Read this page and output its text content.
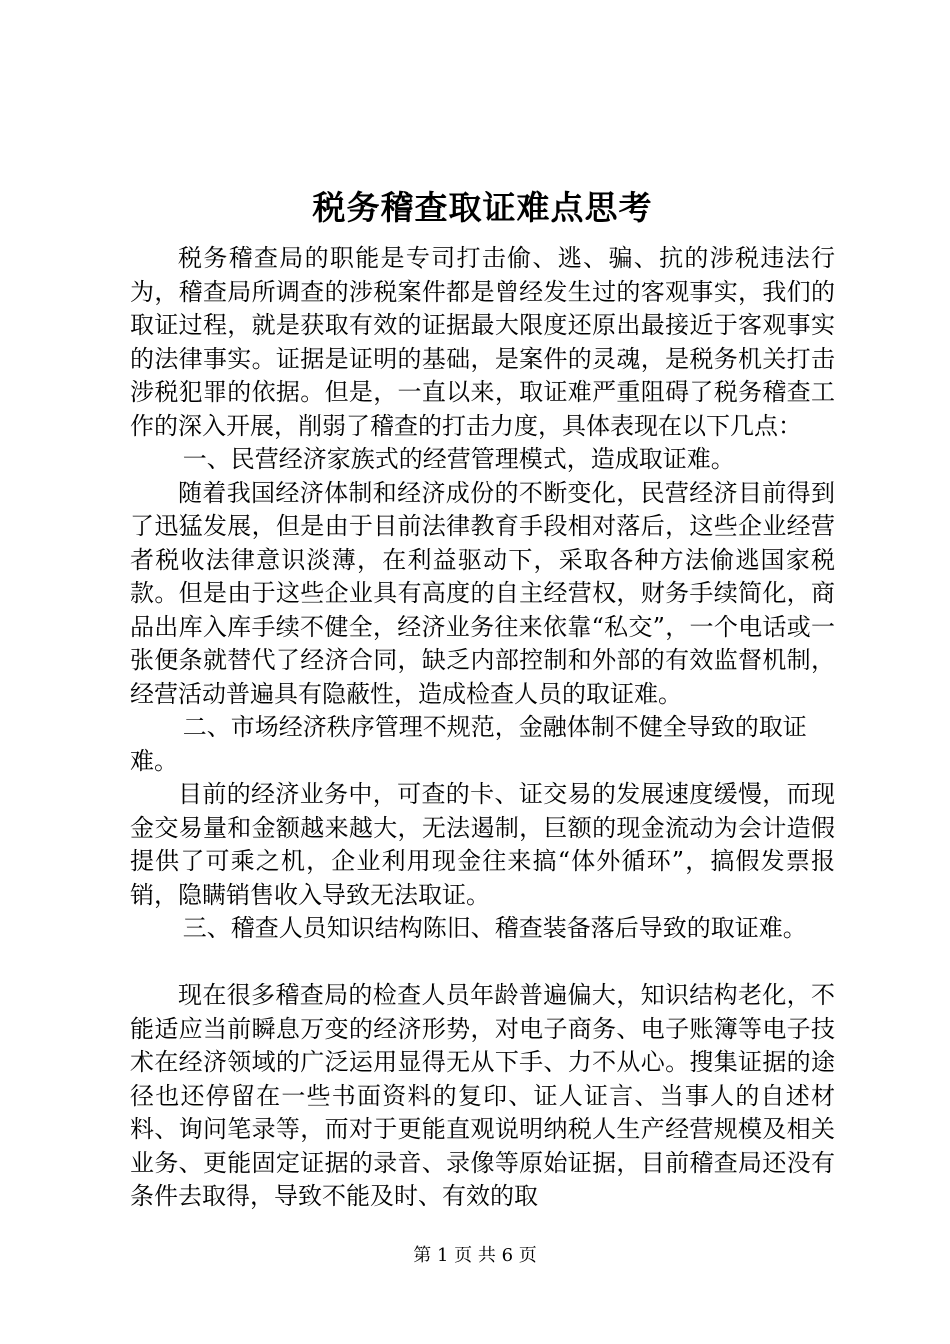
税务稽查取证难点思考

税务稽查局的职能是专司打击偷、逃、骗、抗的涉税违法行为，稽查局所调查的涉税案件都是曾经发生过的客观事实，我们的取证过程，就是获取有效的证据最大限度还原出最接近于客观事实的法律事实。证据是证明的基础，是案件的灵魂，是税务机关打击涉税犯罪的依据。但是，一直以来，取证难严重阻碍了税务稽查工作的深入开展，削弱了稽查的打击力度，具体表现在以下几点：

一、民营经济家族式的经营管理模式，造成取证难。

随着我国经济体制和经济成份的不断变化，民营经济目前得到了迅猛发展，但是由于目前法律教育手段相对落后，这些企业经营者税收法律意识淡薄，在利益驱动下，采取各种方法偷逃国家税款。但是由于这些企业具有高度的自主经营权，财务手续简化，商品出库入库手续不健全，经济业务往来依靠“私交”，一个电话或一张便条就替代了经济合同，缺乏内部控制和外部的有效监督机制，经营活动普遍具有隐蔽性，造成检查人员的取证难。

二、市场经济秩序管理不规范，金融体制不健全导致的取证难。

目前的经济业务中，可查的卡、证交易的发展速度缓慢，而现金交易量和金额越来越大，无法遏制，巨额的现金流动为会计造假提供了可乘之机，企业利用现金往来搞“体外循环”，搞假发票报销，隐瞒销售收入导致无法取证。

三、稽查人员知识结构陈旧、稽查装备落后导致的取证难。

现在很多稽查局的检查人员年龄普遍偏大，知识结构老化，不能适应当前瞬息万变的经济形势，对电子商务、电子账簿等电子技术在经济领域的广泛运用显得无从下手、力不从心。搜集证据的途径也还停留在一些书面资料的复印、证人证言、当事人的自述材料、询问笔录等，而对于更能直观说明纳税人生产经营规模及相关业务、更能固定证据的录音、录像等原始证据，目前稽查局还没有条件去取得，导致不能及时、有效的取

第 1 页 共 6 页
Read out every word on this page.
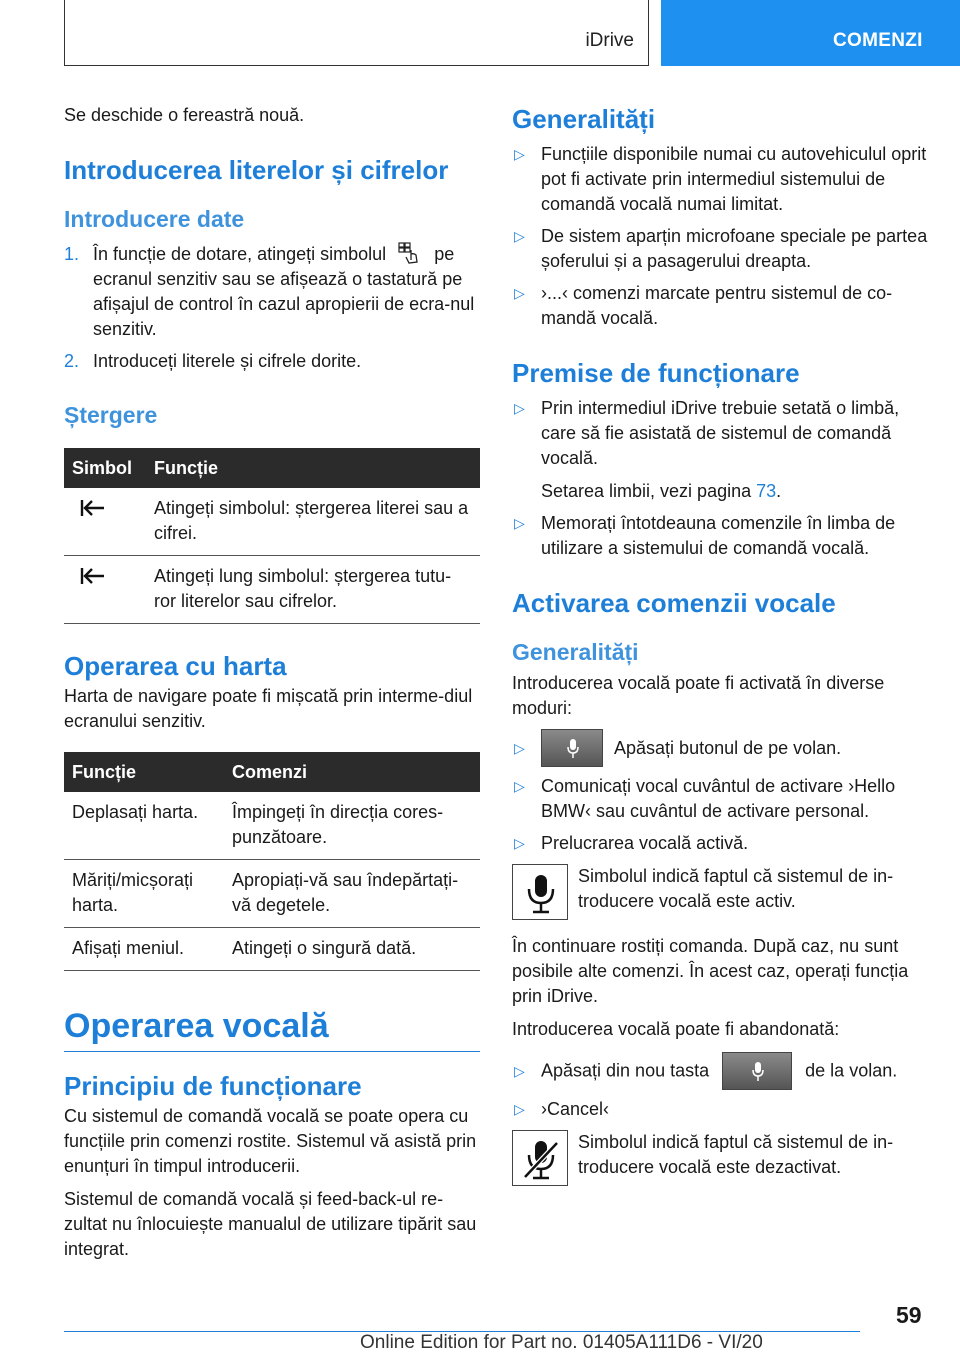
iDrive	COMENZI

Se deschide o fereastră nouă.

Introducerea literelor și cifrelor
Introducere date
1. În funcție de dotare, atingeți simbolul	pe ecranul senzitiv sau se afișează o tastatură pe afișajul de control în cazul apropierii de ecra-nul senzitiv.
2. Introduceți literele și cifrele dorite.
Ștergere
Simbol	Funcție
	Atingeți simbolul: ștergerea literei sau a cifrei.
	Atingeți lung simbolul: ștergerea tutu-ror literelor sau cifrelor.
Operarea cu harta

Harta de navigare poate fi mișcată prin interme-diul ecranului senzitiv.

Funcție	Comenzi
Deplasați harta.	Împingeți în direcția cores-punzătoare.
Măriți/micșorați harta.	Apropiați-vă sau îndepărtați-vă degetele.
Afișați meniul.	Atingeți o singură dată.
Operarea vocală
Principiu de funcționare

Cu sistemul de comandă vocală se poate opera cu funcțiile prin comenzi rostite. Sistemul vă asistă prin enunțuri în timpul introducerii.

Sistemul de comandă vocală și feed-back-ul re-zultat nu înlocuiește manualul de utilizare tipărit sau integrat.

Generalități
▷ Funcțiile disponibile numai cu autovehiculul oprit pot fi activate prin intermediul sistemului de comandă vocală numai limitat.
▷ De sistem aparțin microfoane speciale pe partea șoferului și a pasagerului dreapta.
▷ ›...‹ comenzi marcate pentru sistemul de co-mandă vocală.
Premise de funcționare
▷ Prin intermediul iDrive trebuie setată o limbă, care să fie asistată de sistemul de comandă vocală.
Setarea limbii, vezi pagina 73.
▷ Memorați întotdeauna comenzile în limba de utilizare a sistemului de comandă vocală.
Activarea comenzii vocale
Generalități

Introducerea vocală poate fi activată în diverse moduri:

▷	Apăsați butonul de pe volan.
▷ Comunicați vocal cuvântul de activare ›Hello BMW‹ sau cuvântul de activare personal.
▷ Prelucrarea vocală activă.

Simbolul indică faptul că sistemul de in-troducere vocală este activ.

În continuare rostiți comanda. După caz, nu sunt posibile alte comenzi. În acest caz, operați funcția prin iDrive.

Introducerea vocală poate fi abandonată:

▷ Apăsați din nou tasta	de la volan.
▷ ›Cancel‹

Simbolul indică faptul că sistemul de in-troducere vocală este dezactivat.

59
Online Edition for Part no. 01405A111D6 - VI/20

****************************************

• Description of the task
Give every line above again exactly, with no pictures.

• Response to the task
Read this page and output its text content.
税务稽查取证难点思考

税务稽查局的职能是专司打击偷、逃、骗、抗的涉税违法行为，稽查局所调查的涉税案件都是曾经发生过的客观事实，我们的取证过程，就是获取有效的证据最大限度还原出最接近于客观事实的法律事实。证据是证明的基础，是案件的灵魂，是税务机关打击涉税犯罪的依据。但是，一直以来，取证难严重阻碍了税务稽查工作的深入开展，削弱了稽查的打击力度，具体表现在以下几点：

一、民营经济家族式的经营管理模式，造成取证难。

随着我国经济体制和经济成份的不断变化，民营经济目前得到了迅猛发展，但是由于目前法律教育手段相对落后，这些企业经营者税收法律意识淡薄，在利益驱动下，采取各种方法偷逃国家税款。但是由于这些企业具有高度的自主经营权，财务手续简化，商品出库入库手续不健全，经济业务往来依靠“私交”，一个电话或一张便条就替代了经济合同，缺乏内部控制和外部的有效监督机制，经营活动普遍具有隐蔽性，造成检查人员的取证难。

二、市场经济秩序管理不规范，金融体制不健全导致的取证难。

目前的经济业务中，可查的卡、证交易的发展速度缓慢，而现金交易量和金额越来越大，无法遏制，巨额的现金流动为会计造假提供了可乘之机，企业利用现金往来搞“体外循环”，搞假发票报销，隐瞒销售收入导致无法取证。

三、稽查人员知识结构陈旧、稽查装备落后导致的取证难。

现在很多稽查局的检查人员年龄普遍偏大，知识结构老化，不能适应当前瞬息万变的经济形势，对电子商务、电子账簿等电子技术在经济领域的广泛运用显得无从下手、力不从心。搜集证据的途径也还停留在一些书面资料的复印、证人证言、当事人的自述材料、询问笔录等，而对于更能直观说明纳税人生产经营规模及相关业务、更能固定证据的录音、录像等原始证据，目前稽查局还没有条件去取得，导致不能及时、有效的取

第 1 页 共 6 页
Read out every word on this page.
iDrive	COMENZI

Se deschide o fereastră nouă.

Introducerea literelor și cifrelor
Introducere date
1. În funcție de dotare, atingeți simbolul	pe ecranul senzitiv sau se afișează o tastatură pe afișajul de control în cazul apropierii de ecra-nul senzitiv.
2. Introduceți literele și cifrele dorite.
Ștergere
Simbol	Funcție
	Atingeți simbolul: ștergerea literei sau a cifrei.
	Atingeți lung simbolul: ștergerea tutu-ror literelor sau cifrelor.
Operarea cu harta

Harta de navigare poate fi mișcată prin interme-diul ecranului senzitiv.

Funcție	Comenzi
Deplasați harta.	Împingeți în direcția cores-punzătoare.
Măriți/micșorați harta.	Apropiați-vă sau îndepărtați-vă degetele.
Afișați meniul.	Atingeți o singură dată.
Operarea vocală
Principiu de funcționare

Cu sistemul de comandă vocală se poate opera cu funcțiile prin comenzi rostite. Sistemul vă asistă prin enunțuri în timpul introducerii.

Sistemul de comandă vocală și feed-back-ul re-zultat nu înlocuiește manualul de utilizare tipărit sau integrat.

Generalități
▷ Funcțiile disponibile numai cu autovehiculul oprit pot fi activate prin intermediul sistemului de comandă vocală numai limitat.
▷ De sistem aparțin microfoane speciale pe partea șoferului și a pasagerului dreapta.
▷ ›...‹ comenzi marcate pentru sistemul de co-mandă vocală.
Premise de funcționare
▷ Prin intermediul iDrive trebuie setată o limbă, care să fie asistată de sistemul de comandă vocală.
Setarea limbii, vezi pagina 73.
▷ Memorați întotdeauna comenzile în limba de utilizare a sistemului de comandă vocală.
Activarea comenzii vocale
Generalități

Introducerea vocală poate fi activată în diverse moduri:

▷	Apăsați butonul de pe volan.
▷ Comunicați vocal cuvântul de activare ›Hello BMW‹ sau cuvântul de activare personal.
▷ Prelucrarea vocală activă.

Simbolul indică faptul că sistemul de in-troducere vocală este activ.

În continuare rostiți comanda. După caz, nu sunt posibile alte comenzi. În acest caz, operați funcția prin iDrive.

Introducerea vocală poate fi abandonată:

▷ Apăsați din nou tasta	de la volan.
▷ ›Cancel‹

Simbolul indică faptul că sistemul de in-troducere vocală este dezactivat.

59
Online Edition for Part no. 01405A111D6 - VI/20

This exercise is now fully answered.